Collect every line below that contains the word "left".

-- Begin Supplied records --

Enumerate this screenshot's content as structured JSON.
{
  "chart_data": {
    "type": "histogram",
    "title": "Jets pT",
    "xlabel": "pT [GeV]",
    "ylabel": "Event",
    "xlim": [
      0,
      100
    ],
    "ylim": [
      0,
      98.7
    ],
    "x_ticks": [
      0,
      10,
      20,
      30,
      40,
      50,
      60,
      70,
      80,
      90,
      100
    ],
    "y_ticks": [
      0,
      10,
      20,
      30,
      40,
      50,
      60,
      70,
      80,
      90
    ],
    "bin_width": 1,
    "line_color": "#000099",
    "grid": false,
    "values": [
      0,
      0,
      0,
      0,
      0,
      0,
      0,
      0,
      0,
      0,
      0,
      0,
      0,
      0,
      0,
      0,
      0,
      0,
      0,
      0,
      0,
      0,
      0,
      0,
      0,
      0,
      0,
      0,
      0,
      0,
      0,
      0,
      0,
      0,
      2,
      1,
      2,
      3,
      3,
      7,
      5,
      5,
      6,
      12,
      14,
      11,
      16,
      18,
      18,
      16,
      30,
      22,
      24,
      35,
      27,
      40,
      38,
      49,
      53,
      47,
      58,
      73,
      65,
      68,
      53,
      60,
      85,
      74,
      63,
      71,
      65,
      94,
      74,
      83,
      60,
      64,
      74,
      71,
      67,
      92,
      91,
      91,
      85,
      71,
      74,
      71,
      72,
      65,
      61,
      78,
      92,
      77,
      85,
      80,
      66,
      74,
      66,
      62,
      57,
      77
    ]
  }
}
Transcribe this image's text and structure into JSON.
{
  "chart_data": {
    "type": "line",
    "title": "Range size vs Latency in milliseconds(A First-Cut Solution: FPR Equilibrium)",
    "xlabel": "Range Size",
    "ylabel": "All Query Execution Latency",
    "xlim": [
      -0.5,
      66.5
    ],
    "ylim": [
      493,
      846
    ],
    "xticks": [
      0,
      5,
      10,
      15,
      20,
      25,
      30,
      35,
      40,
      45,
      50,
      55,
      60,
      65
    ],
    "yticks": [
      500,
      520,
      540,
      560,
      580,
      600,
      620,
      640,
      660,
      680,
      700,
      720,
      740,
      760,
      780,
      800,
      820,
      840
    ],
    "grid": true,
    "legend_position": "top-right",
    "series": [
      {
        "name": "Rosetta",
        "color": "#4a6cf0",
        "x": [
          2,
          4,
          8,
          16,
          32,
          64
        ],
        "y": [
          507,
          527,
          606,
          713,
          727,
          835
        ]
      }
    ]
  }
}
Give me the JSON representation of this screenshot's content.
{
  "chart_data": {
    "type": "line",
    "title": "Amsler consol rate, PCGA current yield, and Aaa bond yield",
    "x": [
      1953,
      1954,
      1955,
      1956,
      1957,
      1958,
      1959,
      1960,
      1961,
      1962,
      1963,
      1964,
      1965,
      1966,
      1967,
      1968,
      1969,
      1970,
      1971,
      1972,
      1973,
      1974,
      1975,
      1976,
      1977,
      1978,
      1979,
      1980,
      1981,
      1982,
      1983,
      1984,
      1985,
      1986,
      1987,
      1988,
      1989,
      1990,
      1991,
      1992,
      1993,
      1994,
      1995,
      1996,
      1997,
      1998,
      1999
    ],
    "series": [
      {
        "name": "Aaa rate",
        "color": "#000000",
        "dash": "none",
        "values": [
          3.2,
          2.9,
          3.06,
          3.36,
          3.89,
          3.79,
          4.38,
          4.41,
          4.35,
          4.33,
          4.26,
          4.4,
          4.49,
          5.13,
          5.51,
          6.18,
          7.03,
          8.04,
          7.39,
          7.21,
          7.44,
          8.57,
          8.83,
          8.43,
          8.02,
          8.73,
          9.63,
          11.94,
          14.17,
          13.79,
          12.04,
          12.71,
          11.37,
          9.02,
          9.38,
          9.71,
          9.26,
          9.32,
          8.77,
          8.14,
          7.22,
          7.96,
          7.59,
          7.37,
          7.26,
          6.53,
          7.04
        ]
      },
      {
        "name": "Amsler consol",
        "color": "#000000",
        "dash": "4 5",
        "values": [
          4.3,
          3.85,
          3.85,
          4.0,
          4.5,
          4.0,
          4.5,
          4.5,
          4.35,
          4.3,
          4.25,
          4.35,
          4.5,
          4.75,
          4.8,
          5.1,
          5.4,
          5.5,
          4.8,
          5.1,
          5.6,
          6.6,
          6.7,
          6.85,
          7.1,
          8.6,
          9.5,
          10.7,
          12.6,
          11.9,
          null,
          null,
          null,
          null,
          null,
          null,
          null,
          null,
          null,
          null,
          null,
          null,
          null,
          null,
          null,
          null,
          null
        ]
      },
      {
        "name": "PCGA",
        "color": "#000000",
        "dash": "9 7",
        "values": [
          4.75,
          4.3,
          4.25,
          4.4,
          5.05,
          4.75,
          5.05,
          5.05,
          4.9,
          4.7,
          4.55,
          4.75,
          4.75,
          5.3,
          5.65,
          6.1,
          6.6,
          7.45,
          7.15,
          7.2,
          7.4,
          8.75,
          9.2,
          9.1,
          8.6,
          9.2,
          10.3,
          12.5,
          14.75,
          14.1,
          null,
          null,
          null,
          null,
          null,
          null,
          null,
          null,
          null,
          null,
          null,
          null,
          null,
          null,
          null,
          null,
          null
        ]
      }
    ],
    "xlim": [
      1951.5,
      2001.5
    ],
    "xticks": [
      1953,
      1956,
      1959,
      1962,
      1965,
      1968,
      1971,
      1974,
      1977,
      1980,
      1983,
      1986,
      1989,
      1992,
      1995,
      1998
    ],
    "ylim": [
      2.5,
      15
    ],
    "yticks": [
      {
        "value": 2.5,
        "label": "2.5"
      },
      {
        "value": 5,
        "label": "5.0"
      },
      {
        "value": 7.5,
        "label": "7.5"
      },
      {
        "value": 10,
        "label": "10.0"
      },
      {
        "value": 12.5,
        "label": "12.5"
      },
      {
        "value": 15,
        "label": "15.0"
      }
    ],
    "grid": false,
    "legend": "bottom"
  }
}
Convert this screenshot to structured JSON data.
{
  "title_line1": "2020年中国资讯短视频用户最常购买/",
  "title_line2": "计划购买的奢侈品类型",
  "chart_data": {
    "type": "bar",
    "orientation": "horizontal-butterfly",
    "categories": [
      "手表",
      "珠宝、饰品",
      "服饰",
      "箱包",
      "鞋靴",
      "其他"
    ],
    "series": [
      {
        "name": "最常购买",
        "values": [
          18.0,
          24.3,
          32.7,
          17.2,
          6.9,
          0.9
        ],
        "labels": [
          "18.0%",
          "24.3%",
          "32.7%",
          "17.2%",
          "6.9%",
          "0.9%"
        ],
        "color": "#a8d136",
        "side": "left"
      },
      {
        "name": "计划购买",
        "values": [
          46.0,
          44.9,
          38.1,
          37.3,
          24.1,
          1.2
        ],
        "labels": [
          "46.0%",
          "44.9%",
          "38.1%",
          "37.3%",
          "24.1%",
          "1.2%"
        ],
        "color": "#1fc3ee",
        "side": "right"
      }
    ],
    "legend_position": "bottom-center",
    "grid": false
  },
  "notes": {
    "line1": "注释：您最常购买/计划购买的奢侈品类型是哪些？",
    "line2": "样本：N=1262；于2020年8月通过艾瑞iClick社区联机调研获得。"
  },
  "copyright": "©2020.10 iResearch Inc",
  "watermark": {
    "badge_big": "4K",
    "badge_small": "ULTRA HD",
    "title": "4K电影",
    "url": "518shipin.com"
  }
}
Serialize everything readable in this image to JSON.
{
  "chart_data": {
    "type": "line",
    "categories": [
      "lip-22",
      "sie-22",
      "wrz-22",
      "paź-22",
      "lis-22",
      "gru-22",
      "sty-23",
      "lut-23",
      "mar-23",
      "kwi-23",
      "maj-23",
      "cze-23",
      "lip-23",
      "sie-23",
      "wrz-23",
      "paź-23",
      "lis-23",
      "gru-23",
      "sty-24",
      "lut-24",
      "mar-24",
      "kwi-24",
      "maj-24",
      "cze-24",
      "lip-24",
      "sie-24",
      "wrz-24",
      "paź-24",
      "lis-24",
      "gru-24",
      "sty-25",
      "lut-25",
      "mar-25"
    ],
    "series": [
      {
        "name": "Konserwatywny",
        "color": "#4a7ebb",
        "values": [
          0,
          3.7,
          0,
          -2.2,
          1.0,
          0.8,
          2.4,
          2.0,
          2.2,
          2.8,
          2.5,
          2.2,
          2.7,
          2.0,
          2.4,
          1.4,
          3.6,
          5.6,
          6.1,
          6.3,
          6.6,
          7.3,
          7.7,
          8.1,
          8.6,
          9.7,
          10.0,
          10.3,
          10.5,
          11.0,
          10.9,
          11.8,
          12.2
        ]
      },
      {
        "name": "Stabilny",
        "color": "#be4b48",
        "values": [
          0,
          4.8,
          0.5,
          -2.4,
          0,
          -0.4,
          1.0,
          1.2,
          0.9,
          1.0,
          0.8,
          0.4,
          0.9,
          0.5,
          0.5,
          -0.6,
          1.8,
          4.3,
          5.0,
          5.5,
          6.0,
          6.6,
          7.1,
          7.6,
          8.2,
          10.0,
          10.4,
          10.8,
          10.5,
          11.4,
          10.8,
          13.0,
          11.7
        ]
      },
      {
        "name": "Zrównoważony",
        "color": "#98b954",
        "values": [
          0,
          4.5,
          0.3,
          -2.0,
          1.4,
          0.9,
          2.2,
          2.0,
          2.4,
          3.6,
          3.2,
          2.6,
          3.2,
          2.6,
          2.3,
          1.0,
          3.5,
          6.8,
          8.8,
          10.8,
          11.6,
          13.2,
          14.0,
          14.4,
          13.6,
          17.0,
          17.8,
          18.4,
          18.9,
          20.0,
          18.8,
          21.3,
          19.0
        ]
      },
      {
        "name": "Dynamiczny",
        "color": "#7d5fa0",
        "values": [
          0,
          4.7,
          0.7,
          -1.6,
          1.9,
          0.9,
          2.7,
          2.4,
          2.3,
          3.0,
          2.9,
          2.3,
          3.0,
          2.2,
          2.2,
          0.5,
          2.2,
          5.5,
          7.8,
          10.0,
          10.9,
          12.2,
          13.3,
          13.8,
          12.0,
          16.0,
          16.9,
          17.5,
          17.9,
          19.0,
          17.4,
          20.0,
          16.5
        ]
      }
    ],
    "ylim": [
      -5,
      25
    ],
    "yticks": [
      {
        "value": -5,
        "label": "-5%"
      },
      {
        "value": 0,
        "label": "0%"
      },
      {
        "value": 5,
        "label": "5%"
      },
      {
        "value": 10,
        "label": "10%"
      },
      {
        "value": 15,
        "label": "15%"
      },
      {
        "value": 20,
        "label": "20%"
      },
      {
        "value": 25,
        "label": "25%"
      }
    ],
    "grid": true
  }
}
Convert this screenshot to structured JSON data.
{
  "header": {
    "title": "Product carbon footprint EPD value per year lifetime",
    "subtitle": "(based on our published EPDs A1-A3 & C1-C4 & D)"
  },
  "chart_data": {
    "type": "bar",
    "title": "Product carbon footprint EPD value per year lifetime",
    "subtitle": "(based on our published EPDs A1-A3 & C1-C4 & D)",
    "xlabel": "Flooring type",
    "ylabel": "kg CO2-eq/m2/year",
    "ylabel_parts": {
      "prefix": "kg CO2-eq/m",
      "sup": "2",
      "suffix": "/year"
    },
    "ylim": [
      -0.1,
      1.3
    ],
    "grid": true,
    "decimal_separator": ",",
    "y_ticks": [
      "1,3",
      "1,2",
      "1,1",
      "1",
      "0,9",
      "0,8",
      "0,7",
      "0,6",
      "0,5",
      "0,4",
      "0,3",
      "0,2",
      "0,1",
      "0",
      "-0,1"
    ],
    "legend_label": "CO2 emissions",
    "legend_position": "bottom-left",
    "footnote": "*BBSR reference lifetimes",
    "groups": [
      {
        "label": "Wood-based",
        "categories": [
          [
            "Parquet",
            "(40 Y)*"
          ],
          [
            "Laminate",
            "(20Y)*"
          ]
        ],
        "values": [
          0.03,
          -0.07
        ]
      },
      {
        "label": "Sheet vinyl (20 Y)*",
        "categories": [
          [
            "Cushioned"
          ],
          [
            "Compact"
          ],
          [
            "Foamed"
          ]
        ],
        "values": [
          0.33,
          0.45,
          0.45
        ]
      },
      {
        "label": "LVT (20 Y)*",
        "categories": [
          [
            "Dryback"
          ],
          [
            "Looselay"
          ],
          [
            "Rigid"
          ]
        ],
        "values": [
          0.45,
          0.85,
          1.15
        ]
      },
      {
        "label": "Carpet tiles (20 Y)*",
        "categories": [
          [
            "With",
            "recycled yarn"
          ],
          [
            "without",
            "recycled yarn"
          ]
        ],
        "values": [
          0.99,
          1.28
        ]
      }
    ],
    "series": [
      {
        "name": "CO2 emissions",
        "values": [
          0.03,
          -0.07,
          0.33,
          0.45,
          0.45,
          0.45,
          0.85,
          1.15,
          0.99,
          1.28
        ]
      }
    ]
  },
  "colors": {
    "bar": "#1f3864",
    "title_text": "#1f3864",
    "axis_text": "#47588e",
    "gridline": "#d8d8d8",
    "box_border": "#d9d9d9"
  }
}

-- End Supplied records --

**Right answer:**
        "side": "left"
    "legend_position": "bottom-left",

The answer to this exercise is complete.